Output every record below exactly as it appears.
━━━ Recorded information ━━━
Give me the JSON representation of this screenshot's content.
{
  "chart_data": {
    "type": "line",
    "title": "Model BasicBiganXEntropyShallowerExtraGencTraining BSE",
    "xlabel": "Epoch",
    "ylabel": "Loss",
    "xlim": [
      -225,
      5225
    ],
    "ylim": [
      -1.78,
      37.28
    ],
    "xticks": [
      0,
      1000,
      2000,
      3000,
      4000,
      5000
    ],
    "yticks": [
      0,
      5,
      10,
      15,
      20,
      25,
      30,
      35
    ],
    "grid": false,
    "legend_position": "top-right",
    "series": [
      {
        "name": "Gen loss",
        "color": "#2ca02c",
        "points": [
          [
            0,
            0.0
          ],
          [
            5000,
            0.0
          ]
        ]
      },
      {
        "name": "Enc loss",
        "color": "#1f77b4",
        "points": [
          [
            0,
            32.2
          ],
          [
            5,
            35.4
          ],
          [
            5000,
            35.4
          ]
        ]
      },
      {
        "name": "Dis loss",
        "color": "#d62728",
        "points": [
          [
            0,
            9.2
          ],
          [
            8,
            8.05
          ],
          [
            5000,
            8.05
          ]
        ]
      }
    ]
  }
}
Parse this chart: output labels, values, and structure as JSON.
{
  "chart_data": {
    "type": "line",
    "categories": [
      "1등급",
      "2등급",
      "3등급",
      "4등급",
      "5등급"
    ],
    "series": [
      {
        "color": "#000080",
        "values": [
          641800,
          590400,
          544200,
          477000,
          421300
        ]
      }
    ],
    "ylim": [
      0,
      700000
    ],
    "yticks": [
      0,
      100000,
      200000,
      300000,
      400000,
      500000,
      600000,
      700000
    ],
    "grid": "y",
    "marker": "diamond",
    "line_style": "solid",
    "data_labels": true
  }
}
━━━
## Finished answer
Give me the JSON representation of this screenshot's content.
{
  "chart_data": {
    "type": "line",
    "title": "Model BasicBiganXEntropyShallowerExtraGencTraining BSE",
    "xlabel": "Epoch",
    "ylabel": "Loss",
    "xlim": [
      -225,
      5225
    ],
    "ylim": [
      -1.78,
      37.28
    ],
    "xticks": [
      0,
      1000,
      2000,
      3000,
      4000,
      5000
    ],
    "yticks": [
      0,
      5,
      10,
      15,
      20,
      25,
      30,
      35
    ],
    "grid": false,
    "legend_position": "top-right",
    "series": [
      {
        "name": "Gen loss",
        "color": "#2ca02c",
        "points": [
          [
            0,
            0.0
          ],
          [
            5000,
            0.0
          ]
        ]
      },
      {
        "name": "Enc loss",
        "color": "#1f77b4",
        "points": [
          [
            0,
            32.2
          ],
          [
            5,
            35.4
          ],
          [
            5000,
            35.4
          ]
        ]
      },
      {
        "name": "Dis loss",
        "color": "#d62728",
        "points": [
          [
            0,
            9.2
          ],
          [
            8,
            8.05
          ],
          [
            5000,
            8.05
          ]
        ]
      }
    ]
  }
}
Parse this chart: output labels, values, and structure as JSON.
{
  "chart_data": {
    "type": "line",
    "categories": [
      "1등급",
      "2등급",
      "3등급",
      "4등급",
      "5등급"
    ],
    "series": [
      {
        "color": "#000080",
        "values": [
          641800,
          590400,
          544200,
          477000,
          421300
        ]
      }
    ],
    "ylim": [
      0,
      700000
    ],
    "yticks": [
      0,
      100000,
      200000,
      300000,
      400000,
      500000,
      600000,
      700000
    ],
    "grid": "y",
    "marker": "diamond",
    "line_style": "solid",
    "data_labels": true
  }
}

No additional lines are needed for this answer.